Data excerpts:
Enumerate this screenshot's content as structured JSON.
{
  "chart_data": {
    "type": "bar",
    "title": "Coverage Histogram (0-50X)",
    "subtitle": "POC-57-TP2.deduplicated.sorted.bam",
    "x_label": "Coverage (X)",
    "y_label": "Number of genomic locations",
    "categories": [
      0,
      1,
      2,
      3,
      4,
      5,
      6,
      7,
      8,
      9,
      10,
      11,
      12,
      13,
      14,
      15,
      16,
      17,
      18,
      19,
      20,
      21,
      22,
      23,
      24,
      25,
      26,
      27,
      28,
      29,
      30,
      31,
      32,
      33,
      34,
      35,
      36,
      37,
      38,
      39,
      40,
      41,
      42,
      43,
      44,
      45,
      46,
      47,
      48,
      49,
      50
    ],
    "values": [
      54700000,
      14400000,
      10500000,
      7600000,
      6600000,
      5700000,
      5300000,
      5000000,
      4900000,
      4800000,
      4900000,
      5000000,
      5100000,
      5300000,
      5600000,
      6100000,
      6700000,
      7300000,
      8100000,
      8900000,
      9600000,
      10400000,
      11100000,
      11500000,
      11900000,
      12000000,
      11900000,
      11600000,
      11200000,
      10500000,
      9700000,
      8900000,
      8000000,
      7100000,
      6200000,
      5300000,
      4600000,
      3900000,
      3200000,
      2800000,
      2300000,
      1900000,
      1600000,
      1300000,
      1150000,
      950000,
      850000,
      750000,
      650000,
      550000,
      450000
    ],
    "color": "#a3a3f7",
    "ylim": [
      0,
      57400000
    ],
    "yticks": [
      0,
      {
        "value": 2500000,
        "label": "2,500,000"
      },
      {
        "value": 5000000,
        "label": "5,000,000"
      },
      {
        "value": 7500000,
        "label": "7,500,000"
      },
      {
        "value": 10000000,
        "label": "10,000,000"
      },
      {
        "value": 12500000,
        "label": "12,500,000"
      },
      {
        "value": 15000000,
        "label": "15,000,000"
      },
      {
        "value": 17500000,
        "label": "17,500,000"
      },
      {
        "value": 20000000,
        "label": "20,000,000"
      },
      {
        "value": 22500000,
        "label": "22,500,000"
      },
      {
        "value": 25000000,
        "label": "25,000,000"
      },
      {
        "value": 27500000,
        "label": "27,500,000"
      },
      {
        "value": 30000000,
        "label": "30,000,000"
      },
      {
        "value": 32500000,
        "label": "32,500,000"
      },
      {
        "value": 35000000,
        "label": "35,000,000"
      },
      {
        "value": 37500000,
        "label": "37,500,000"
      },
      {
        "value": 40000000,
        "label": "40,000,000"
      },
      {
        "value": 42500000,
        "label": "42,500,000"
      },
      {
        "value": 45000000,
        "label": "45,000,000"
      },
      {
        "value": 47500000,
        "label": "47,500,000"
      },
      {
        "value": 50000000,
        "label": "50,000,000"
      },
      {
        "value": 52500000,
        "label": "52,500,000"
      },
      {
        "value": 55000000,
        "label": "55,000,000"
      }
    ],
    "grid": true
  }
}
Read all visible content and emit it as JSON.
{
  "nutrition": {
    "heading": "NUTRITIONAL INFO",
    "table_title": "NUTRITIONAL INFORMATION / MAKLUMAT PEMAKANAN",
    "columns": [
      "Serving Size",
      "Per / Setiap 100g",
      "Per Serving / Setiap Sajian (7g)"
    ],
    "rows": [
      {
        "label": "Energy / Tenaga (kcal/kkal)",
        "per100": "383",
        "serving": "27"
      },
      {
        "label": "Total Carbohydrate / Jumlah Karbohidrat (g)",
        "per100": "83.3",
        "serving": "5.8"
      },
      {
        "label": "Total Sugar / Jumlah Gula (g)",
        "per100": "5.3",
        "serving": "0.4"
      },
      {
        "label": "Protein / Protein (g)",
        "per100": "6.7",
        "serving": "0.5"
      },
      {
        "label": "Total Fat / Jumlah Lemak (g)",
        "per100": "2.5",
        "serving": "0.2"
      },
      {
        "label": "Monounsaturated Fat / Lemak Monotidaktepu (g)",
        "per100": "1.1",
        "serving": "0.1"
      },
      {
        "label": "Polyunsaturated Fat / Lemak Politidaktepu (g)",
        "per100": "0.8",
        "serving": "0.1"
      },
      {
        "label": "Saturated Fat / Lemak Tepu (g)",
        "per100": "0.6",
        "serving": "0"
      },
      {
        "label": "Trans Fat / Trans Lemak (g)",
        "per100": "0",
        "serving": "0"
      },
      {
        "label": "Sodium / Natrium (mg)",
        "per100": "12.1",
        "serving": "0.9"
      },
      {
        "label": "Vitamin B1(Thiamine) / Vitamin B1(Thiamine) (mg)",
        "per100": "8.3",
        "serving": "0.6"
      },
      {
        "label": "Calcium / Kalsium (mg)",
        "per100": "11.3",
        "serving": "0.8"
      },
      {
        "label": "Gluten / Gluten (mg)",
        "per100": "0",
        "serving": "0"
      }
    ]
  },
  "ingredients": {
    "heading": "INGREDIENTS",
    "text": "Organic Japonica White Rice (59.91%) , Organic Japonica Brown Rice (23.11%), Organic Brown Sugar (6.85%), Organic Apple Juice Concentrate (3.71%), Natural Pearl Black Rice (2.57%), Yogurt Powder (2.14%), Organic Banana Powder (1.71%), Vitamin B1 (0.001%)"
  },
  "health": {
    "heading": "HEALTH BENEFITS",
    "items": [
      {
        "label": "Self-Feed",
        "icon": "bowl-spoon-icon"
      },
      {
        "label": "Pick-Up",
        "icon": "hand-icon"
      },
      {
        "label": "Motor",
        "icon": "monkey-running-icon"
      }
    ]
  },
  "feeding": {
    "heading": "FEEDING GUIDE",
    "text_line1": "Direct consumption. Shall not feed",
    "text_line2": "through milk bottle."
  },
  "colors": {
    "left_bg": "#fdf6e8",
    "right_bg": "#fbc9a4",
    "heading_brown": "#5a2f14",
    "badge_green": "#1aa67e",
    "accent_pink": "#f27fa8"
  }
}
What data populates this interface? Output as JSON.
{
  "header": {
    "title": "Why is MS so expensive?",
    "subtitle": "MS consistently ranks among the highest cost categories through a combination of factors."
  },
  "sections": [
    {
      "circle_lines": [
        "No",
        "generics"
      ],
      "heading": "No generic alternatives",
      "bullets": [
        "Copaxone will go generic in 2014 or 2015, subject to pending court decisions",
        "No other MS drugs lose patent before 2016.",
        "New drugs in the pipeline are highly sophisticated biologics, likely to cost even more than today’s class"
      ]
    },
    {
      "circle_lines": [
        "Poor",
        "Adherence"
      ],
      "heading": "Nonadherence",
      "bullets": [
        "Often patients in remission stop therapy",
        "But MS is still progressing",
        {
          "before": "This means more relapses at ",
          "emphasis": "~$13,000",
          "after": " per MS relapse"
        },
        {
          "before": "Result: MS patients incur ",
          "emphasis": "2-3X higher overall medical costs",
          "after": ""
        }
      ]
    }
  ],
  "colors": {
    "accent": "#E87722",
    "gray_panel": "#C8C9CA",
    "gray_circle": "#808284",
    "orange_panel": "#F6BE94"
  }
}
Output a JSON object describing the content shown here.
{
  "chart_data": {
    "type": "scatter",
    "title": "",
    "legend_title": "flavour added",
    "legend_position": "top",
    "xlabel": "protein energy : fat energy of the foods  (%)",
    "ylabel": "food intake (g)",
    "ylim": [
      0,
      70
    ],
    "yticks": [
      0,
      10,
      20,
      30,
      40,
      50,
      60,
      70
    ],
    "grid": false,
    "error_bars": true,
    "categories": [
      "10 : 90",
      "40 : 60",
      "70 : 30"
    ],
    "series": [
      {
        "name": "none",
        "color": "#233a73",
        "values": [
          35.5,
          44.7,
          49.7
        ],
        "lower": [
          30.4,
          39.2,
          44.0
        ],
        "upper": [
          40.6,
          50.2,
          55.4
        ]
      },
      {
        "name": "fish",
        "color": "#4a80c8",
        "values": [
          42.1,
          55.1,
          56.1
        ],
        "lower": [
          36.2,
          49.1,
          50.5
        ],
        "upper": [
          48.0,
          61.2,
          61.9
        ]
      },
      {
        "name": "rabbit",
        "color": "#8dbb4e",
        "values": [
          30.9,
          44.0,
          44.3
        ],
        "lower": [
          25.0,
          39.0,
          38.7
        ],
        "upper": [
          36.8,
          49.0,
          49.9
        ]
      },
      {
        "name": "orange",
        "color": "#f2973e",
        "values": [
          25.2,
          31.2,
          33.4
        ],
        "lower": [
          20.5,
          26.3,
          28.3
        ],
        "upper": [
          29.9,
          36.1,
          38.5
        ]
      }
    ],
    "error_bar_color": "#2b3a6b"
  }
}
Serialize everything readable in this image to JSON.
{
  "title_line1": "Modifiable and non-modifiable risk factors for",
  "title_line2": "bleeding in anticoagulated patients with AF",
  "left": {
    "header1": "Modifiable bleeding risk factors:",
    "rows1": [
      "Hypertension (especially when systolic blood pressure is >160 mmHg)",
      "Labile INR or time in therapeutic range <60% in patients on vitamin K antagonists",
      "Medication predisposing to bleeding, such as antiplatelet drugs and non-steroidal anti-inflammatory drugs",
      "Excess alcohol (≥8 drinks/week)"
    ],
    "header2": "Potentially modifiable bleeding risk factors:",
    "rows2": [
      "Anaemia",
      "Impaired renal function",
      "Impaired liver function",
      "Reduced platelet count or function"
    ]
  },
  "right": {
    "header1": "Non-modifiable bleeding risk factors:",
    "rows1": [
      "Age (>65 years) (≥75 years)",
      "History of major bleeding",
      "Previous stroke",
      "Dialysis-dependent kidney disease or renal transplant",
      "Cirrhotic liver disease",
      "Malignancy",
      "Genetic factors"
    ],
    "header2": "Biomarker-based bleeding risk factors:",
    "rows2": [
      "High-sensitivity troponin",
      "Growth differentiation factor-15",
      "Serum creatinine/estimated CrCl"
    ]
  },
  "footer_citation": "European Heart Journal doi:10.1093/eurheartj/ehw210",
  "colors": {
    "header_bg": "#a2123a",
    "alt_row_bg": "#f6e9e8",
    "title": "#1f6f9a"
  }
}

(Required work):
Counting only lines that hold "emphasis", state how many appear in the records, and give nothing but the number.

(Solved problem):
2